What to do → Send back all the data below, exactly as given.
##### Record extracts
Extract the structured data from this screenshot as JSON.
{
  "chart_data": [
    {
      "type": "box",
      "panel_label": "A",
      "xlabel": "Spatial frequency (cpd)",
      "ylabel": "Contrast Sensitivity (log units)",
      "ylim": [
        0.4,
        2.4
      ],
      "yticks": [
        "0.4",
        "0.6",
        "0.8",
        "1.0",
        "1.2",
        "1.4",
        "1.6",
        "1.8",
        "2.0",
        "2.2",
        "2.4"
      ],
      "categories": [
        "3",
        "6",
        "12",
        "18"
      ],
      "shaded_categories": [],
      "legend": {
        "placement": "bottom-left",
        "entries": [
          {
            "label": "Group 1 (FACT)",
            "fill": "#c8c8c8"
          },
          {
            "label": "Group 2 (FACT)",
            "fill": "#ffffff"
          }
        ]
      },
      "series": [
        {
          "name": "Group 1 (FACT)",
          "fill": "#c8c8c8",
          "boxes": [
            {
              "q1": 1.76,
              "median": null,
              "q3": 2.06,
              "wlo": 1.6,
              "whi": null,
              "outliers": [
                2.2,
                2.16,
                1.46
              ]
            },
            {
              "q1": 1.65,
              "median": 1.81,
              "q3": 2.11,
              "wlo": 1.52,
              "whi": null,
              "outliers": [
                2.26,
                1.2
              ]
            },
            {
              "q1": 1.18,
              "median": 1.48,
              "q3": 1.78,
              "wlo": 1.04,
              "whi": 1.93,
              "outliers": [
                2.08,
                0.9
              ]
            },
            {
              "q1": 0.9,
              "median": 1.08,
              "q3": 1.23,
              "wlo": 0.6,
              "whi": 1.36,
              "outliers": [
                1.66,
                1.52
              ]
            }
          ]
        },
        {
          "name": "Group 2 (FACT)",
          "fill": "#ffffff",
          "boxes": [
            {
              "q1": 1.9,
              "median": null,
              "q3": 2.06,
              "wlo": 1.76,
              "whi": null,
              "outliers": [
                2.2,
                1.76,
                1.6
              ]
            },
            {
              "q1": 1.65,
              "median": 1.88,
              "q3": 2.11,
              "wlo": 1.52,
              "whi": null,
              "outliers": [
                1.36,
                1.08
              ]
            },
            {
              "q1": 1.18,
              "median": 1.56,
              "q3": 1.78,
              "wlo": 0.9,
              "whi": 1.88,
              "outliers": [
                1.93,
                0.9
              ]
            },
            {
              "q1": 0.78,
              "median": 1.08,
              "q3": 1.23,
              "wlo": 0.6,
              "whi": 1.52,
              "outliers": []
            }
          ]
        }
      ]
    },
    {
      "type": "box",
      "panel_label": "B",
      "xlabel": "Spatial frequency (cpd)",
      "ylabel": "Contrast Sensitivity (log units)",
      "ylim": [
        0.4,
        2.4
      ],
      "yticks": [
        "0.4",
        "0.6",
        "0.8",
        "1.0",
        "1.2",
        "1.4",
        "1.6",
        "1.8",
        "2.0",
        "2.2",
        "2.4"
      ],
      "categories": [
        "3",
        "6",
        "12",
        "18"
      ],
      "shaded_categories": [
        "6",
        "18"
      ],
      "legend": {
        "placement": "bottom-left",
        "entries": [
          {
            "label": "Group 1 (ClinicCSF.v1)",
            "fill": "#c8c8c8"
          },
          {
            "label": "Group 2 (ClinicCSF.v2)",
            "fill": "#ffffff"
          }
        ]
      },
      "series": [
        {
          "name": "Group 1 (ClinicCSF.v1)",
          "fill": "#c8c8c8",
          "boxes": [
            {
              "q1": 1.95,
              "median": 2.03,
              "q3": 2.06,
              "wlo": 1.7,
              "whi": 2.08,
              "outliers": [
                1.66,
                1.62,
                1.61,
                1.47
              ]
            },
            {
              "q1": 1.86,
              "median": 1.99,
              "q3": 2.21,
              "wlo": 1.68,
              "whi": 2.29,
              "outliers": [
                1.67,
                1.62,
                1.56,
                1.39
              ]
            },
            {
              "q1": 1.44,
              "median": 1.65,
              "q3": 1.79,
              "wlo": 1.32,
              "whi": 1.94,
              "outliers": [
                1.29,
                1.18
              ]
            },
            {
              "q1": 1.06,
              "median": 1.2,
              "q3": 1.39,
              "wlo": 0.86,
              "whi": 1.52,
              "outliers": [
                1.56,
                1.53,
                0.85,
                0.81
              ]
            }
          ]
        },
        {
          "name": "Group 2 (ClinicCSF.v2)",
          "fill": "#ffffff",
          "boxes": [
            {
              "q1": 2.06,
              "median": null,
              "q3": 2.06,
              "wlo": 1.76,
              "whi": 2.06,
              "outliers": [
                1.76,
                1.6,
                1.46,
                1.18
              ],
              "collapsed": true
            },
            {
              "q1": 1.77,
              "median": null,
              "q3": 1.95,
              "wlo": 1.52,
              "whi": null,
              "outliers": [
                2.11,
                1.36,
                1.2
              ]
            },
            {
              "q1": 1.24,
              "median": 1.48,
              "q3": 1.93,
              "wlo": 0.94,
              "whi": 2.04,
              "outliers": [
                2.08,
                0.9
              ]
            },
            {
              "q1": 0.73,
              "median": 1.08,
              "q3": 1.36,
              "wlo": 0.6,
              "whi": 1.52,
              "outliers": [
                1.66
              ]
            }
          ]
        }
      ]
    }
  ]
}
##########
Reply to the exercise →
Extract the structured data from this screenshot as JSON.
{
  "chart_data": [
    {
      "type": "box",
      "panel_label": "A",
      "xlabel": "Spatial frequency (cpd)",
      "ylabel": "Contrast Sensitivity (log units)",
      "ylim": [
        0.4,
        2.4
      ],
      "yticks": [
        "0.4",
        "0.6",
        "0.8",
        "1.0",
        "1.2",
        "1.4",
        "1.6",
        "1.8",
        "2.0",
        "2.2",
        "2.4"
      ],
      "categories": [
        "3",
        "6",
        "12",
        "18"
      ],
      "shaded_categories": [],
      "legend": {
        "placement": "bottom-left",
        "entries": [
          {
            "label": "Group 1 (FACT)",
            "fill": "#c8c8c8"
          },
          {
            "label": "Group 2 (FACT)",
            "fill": "#ffffff"
          }
        ]
      },
      "series": [
        {
          "name": "Group 1 (FACT)",
          "fill": "#c8c8c8",
          "boxes": [
            {
              "q1": 1.76,
              "median": null,
              "q3": 2.06,
              "wlo": 1.6,
              "whi": null,
              "outliers": [
                2.2,
                2.16,
                1.46
              ]
            },
            {
              "q1": 1.65,
              "median": 1.81,
              "q3": 2.11,
              "wlo": 1.52,
              "whi": null,
              "outliers": [
                2.26,
                1.2
              ]
            },
            {
              "q1": 1.18,
              "median": 1.48,
              "q3": 1.78,
              "wlo": 1.04,
              "whi": 1.93,
              "outliers": [
                2.08,
                0.9
              ]
            },
            {
              "q1": 0.9,
              "median": 1.08,
              "q3": 1.23,
              "wlo": 0.6,
              "whi": 1.36,
              "outliers": [
                1.66,
                1.52
              ]
            }
          ]
        },
        {
          "name": "Group 2 (FACT)",
          "fill": "#ffffff",
          "boxes": [
            {
              "q1": 1.9,
              "median": null,
              "q3": 2.06,
              "wlo": 1.76,
              "whi": null,
              "outliers": [
                2.2,
                1.76,
                1.6
              ]
            },
            {
              "q1": 1.65,
              "median": 1.88,
              "q3": 2.11,
              "wlo": 1.52,
              "whi": null,
              "outliers": [
                1.36,
                1.08
              ]
            },
            {
              "q1": 1.18,
              "median": 1.56,
              "q3": 1.78,
              "wlo": 0.9,
              "whi": 1.88,
              "outliers": [
                1.93,
                0.9
              ]
            },
            {
              "q1": 0.78,
              "median": 1.08,
              "q3": 1.23,
              "wlo": 0.6,
              "whi": 1.52,
              "outliers": []
            }
          ]
        }
      ]
    },
    {
      "type": "box",
      "panel_label": "B",
      "xlabel": "Spatial frequency (cpd)",
      "ylabel": "Contrast Sensitivity (log units)",
      "ylim": [
        0.4,
        2.4
      ],
      "yticks": [
        "0.4",
        "0.6",
        "0.8",
        "1.0",
        "1.2",
        "1.4",
        "1.6",
        "1.8",
        "2.0",
        "2.2",
        "2.4"
      ],
      "categories": [
        "3",
        "6",
        "12",
        "18"
      ],
      "shaded_categories": [
        "6",
        "18"
      ],
      "legend": {
        "placement": "bottom-left",
        "entries": [
          {
            "label": "Group 1 (ClinicCSF.v1)",
            "fill": "#c8c8c8"
          },
          {
            "label": "Group 2 (ClinicCSF.v2)",
            "fill": "#ffffff"
          }
        ]
      },
      "series": [
        {
          "name": "Group 1 (ClinicCSF.v1)",
          "fill": "#c8c8c8",
          "boxes": [
            {
              "q1": 1.95,
              "median": 2.03,
              "q3": 2.06,
              "wlo": 1.7,
              "whi": 2.08,
              "outliers": [
                1.66,
                1.62,
                1.61,
                1.47
              ]
            },
            {
              "q1": 1.86,
              "median": 1.99,
              "q3": 2.21,
              "wlo": 1.68,
              "whi": 2.29,
              "outliers": [
                1.67,
                1.62,
                1.56,
                1.39
              ]
            },
            {
              "q1": 1.44,
              "median": 1.65,
              "q3": 1.79,
              "wlo": 1.32,
              "whi": 1.94,
              "outliers": [
                1.29,
                1.18
              ]
            },
            {
              "q1": 1.06,
              "median": 1.2,
              "q3": 1.39,
              "wlo": 0.86,
              "whi": 1.52,
              "outliers": [
                1.56,
                1.53,
                0.85,
                0.81
              ]
            }
          ]
        },
        {
          "name": "Group 2 (ClinicCSF.v2)",
          "fill": "#ffffff",
          "boxes": [
            {
              "q1": 2.06,
              "median": null,
              "q3": 2.06,
              "wlo": 1.76,
              "whi": 2.06,
              "outliers": [
                1.76,
                1.6,
                1.46,
                1.18
              ],
              "collapsed": true
            },
            {
              "q1": 1.77,
              "median": null,
              "q3": 1.95,
              "wlo": 1.52,
              "whi": null,
              "outliers": [
                2.11,
                1.36,
                1.2
              ]
            },
            {
              "q1": 1.24,
              "median": 1.48,
              "q3": 1.93,
              "wlo": 0.94,
              "whi": 2.04,
              "outliers": [
                2.08,
                0.9
              ]
            },
            {
              "q1": 0.73,
              "median": 1.08,
              "q3": 1.36,
              "wlo": 0.6,
              "whi": 1.52,
              "outliers": [
                1.66
              ]
            }
          ]
        }
      ]
    }
  ]
}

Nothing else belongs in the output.